● **RECORDS TO PROCESS**:
•••
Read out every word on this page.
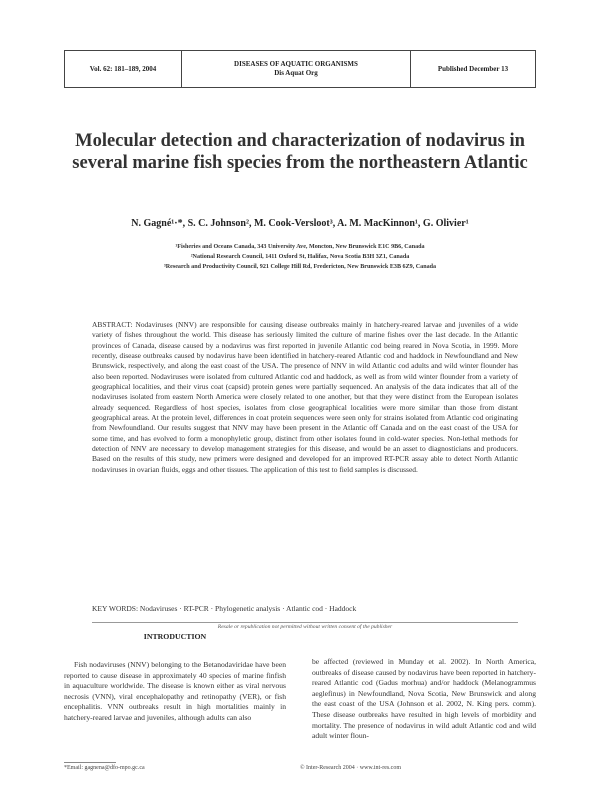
Vol. 62: 181–189, 2004
DISEASES OF AQUATIC ORGANISMS
Dis Aquat Org	Published December 13
Molecular detection and characterization of nodavirus in several marine fish species from the northeastern Atlantic
N. Gagné¹·*, S. C. Johnson², M. Cook-Versloot³, A. M. MacKinnon¹, G. Olivier¹
¹Fisheries and Oceans Canada, 343 University Ave, Moncton, New Brunswick E1C 9B6, Canada
²National Research Council, 1411 Oxford St, Halifax, Nova Scotia B3H 3Z1, Canada
³Research and Productivity Council, 921 College Hill Rd, Fredericton, New Brunswick E3B 6Z9, Canada
ABSTRACT: Nodaviruses (NNV) are responsible for causing disease outbreaks mainly in hatchery-reared larvae and juveniles of a wide variety of fishes throughout the world. This disease has seriously limited the culture of marine fishes over the last decade. In the Atlantic provinces of Canada, disease caused by a nodavirus was first reported in juvenile Atlantic cod being reared in Nova Scotia, in 1999. More recently, disease outbreaks caused by nodavirus have been identified in hatchery-reared Atlantic cod and haddock in Newfoundland and New Brunswick, respectively, and along the east coast of the USA. The presence of NNV in wild Atlantic cod adults and wild winter flounder has also been reported. Nodaviruses were isolated from cultured Atlantic cod and haddock, as well as from wild winter flounder from a variety of geographical localities, and their virus coat (capsid) protein genes were partially sequenced. An analysis of the data indicates that all of the nodaviruses isolated from eastern North America were closely related to one another, but that they were distinct from the European isolates already sequenced. Regardless of host species, isolates from close geographical localities were more similar than those from distant geographical areas. At the protein level, differences in coat protein sequences were seen only for strains isolated from Atlantic cod originating from Newfoundland. Our results suggest that NNV may have been present in the Atlantic off Canada and on the east coast of the USA for some time, and has evolved to form a monophyletic group, distinct from other isolates found in cold-water species. Non-lethal methods for detection of NNV are necessary to develop management strategies for this disease, and would be an asset to diagnosticians and producers. Based on the results of this study, new primers were designed and developed for an improved RT-PCR assay able to detect North Atlantic nodaviruses in ovarian fluids, eggs and other tissues. The application of this test to field samples is discussed.
KEY WORDS: Nodaviruses · RT-PCR · Phylogenetic analysis · Atlantic cod · Haddock
Resale or republication not permitted without written consent of the publisher
INTRODUCTION

Fish nodaviruses (NNV) belonging to the Betanodaviridae have been reported to cause disease in approximately 40 species of marine finfish in aquaculture worldwide. The disease is known either as viral nervous necrosis (VNN), viral encephalopathy and retinopathy (VER), or fish encephalitis. VNN outbreaks result in high mortalities mainly in hatchery-reared larvae and juveniles, although adults can also

be affected (reviewed in Munday et al. 2002). In North America, outbreaks of disease caused by nodavirus have been reported in hatchery-reared Atlantic cod (Gadus morhua) and/or haddock (Melanogrammus aeglefinus) in Newfoundland, Nova Scotia, New Brunswick and along the east coast of the USA (Johnson et al. 2002, N. King pers. comm). These disease outbreaks have resulted in high levels of morbidity and mortality. The presence of nodavirus in wild adult Atlantic cod and wild adult winter floun-

*Email: gagnena@dfo-mpo.gc.ca	© Inter-Research 2004 · www.int-res.com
•••
● **HOW TO COMPLETE THIS TASK**:
Scan the entries for the word "from". Report each line that has it.

● **ANSWER**:
Molecular detection and characterization of nodavirus in several marine fish species from the northeastern Atlantic
ABSTRACT: Nodaviruses (NNV) are responsible for causing disease outbreaks mainly in hatchery-reared larvae and juveniles of a wide variety of fishes throughout the world. This disease has seriously limited the culture of marine fishes over the last decade. In the Atlantic provinces of Canada, disease caused by a nodavirus was first reported in juvenile Atlantic cod being reared in Nova Scotia, in 1999. More recently, disease outbreaks caused by nodavirus have been identified in hatchery-reared Atlantic cod and haddock in Newfoundland and New Brunswick, respectively, and along the east coast of the USA. The presence of NNV in wild Atlantic cod adults and wild winter flounder has also been reported. Nodaviruses were isolated from cultured Atlantic cod and haddock, as well as from wild winter flounder from a variety of geographical localities, and their virus coat (capsid) protein genes were partially sequenced. An analysis of the data indicates that all of the nodaviruses isolated from eastern North America were closely related to one another, but that they were distinct from the European isolates already sequenced. Regardless of host species, isolates from close geographical localities were more similar than those from distant geographical areas. At the protein level, differences in coat protein sequences were seen only for strains isolated from Atlantic cod originating from Newfoundland. Our results suggest that NNV may have been present in the Atlantic off Canada and on the east coast of the USA for some time, and has evolved to form a monophyletic group, distinct from other isolates found in cold-water species. Non-lethal methods for detection of NNV are necessary to develop management strategies for this disease, and would be an asset to diagnosticians and producers. Based on the results of this study, new primers were designed and developed for an improved RT-PCR assay able to detect North Atlantic nodaviruses in ovarian fluids, eggs and other tissues. The application of this test to field samples is discussed.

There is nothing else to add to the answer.